--- begin RECORDED DATA ---
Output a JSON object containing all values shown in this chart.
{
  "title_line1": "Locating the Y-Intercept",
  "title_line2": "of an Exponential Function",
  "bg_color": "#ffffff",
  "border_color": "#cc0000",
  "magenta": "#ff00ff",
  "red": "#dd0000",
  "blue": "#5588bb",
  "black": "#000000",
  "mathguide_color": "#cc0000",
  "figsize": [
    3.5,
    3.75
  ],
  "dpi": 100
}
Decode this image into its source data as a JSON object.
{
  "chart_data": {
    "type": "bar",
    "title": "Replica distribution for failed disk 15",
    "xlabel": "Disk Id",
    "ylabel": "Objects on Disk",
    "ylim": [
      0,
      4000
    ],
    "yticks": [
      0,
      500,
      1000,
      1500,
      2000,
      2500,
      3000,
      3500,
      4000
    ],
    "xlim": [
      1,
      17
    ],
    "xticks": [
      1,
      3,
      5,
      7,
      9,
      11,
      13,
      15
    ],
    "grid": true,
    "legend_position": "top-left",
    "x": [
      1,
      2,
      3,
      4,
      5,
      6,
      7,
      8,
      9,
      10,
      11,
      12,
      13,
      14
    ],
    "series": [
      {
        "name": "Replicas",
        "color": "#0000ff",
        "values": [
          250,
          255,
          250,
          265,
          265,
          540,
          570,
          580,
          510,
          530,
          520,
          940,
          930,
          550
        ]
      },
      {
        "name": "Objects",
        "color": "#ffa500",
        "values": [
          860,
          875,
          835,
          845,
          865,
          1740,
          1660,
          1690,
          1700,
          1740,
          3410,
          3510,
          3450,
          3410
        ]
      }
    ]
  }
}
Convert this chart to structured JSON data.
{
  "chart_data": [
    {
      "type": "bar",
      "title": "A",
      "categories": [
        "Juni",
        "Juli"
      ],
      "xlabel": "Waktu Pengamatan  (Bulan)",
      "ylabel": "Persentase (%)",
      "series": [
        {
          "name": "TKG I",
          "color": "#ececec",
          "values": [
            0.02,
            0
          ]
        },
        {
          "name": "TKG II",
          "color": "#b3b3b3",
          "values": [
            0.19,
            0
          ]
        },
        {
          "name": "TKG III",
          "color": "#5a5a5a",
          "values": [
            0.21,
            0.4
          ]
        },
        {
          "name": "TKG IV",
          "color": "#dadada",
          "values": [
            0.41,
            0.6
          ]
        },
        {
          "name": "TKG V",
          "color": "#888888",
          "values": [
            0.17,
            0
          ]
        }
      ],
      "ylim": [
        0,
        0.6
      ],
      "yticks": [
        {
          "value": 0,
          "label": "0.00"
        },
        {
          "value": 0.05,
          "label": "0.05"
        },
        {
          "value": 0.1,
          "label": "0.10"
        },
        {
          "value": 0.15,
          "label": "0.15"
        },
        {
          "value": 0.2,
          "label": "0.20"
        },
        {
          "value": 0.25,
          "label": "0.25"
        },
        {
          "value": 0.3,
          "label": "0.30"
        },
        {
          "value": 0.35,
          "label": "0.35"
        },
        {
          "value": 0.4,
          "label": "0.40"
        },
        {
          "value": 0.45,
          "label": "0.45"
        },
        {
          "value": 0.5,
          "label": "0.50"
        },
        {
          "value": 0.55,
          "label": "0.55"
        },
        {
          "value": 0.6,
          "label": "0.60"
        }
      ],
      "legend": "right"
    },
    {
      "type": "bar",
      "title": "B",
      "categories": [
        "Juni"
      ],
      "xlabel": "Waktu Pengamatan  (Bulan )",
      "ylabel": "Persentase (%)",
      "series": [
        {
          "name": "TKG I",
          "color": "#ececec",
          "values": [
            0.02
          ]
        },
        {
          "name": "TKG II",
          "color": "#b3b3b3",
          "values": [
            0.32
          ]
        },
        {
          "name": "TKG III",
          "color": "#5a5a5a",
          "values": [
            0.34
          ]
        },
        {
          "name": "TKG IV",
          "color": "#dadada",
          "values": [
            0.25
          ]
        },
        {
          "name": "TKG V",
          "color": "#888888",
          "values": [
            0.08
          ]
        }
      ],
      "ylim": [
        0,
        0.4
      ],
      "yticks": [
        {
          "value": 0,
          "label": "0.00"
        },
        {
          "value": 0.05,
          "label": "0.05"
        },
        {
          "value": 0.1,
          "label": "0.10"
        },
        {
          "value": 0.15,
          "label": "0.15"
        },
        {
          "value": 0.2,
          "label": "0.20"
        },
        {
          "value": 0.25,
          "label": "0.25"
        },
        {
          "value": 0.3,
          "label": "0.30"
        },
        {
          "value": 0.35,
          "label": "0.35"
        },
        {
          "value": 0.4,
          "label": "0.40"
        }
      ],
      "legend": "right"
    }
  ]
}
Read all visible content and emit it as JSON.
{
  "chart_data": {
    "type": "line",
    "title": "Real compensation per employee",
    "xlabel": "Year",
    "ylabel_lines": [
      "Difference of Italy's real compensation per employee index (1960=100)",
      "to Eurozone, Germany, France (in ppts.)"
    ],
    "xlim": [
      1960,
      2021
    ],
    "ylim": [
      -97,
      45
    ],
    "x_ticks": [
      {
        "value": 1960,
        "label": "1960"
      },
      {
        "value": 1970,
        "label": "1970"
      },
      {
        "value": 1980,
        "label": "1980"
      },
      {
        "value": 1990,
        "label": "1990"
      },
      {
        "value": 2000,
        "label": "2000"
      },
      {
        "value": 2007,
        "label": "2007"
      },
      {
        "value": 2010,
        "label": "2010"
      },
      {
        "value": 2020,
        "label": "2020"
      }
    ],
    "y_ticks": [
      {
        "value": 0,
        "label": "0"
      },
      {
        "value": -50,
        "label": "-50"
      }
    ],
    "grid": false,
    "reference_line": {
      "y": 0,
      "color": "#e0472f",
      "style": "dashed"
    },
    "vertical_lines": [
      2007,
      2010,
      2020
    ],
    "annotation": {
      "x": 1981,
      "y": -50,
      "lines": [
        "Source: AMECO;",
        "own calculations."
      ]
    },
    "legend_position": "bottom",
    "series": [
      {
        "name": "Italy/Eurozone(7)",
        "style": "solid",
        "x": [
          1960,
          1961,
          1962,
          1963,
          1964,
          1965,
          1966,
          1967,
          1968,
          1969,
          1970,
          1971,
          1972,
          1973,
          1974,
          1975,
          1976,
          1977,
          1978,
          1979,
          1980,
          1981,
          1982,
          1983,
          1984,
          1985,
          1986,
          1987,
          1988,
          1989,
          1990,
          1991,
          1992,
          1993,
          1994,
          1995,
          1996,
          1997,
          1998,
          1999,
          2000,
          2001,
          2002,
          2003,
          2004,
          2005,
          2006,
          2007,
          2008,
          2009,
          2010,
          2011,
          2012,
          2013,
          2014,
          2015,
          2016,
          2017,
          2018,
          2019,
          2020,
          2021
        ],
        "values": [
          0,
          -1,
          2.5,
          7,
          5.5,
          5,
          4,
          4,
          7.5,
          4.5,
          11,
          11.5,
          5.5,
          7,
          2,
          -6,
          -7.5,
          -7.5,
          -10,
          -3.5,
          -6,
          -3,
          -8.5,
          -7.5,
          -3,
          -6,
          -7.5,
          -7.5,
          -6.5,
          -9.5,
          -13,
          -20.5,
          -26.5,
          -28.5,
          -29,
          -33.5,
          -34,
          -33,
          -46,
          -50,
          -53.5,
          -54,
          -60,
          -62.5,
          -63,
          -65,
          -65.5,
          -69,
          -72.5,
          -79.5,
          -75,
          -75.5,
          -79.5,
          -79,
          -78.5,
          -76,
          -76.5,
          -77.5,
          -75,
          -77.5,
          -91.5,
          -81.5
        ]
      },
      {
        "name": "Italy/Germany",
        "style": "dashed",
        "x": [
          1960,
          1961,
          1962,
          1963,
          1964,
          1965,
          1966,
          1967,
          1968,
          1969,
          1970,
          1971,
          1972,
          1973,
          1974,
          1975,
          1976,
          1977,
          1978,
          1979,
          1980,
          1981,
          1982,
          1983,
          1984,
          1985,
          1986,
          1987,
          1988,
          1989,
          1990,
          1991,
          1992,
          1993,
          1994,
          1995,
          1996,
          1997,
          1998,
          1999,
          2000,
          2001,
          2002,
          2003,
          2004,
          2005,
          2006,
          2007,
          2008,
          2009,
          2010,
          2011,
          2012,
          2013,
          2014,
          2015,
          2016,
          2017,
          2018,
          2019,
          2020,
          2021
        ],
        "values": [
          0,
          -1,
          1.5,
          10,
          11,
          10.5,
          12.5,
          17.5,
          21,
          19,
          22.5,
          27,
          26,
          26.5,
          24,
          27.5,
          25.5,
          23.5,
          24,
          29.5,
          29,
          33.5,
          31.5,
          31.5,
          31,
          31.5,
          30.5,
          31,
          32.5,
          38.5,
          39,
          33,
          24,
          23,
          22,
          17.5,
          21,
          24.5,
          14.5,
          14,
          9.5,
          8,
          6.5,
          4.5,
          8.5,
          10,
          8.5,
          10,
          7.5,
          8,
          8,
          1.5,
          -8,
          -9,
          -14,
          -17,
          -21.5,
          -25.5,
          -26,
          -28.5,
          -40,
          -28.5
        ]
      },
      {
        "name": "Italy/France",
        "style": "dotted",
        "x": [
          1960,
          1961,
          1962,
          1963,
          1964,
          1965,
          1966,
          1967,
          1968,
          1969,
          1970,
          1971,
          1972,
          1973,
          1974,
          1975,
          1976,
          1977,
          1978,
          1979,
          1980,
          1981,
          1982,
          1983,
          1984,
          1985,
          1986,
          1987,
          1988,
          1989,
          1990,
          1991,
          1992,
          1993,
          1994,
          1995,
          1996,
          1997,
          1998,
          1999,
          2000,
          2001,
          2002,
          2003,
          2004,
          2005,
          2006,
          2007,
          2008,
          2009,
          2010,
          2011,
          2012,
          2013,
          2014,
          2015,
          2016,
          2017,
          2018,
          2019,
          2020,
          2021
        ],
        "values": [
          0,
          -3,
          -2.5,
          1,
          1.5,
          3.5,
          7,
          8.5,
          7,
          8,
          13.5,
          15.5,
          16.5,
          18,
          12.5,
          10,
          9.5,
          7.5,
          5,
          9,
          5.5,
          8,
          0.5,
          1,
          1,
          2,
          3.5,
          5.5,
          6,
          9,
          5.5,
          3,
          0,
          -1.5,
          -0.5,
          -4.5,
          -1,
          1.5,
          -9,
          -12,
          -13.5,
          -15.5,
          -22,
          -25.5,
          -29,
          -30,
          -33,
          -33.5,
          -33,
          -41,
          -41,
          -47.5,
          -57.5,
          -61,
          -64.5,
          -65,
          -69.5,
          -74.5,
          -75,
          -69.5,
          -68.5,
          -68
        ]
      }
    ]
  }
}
--- end RECORDED DATA ---
Report back each line of the entries that holds the string "style".

      "style": "dashed"
        "style": "solid",
        "style": "dashed",
        "style": "dotted",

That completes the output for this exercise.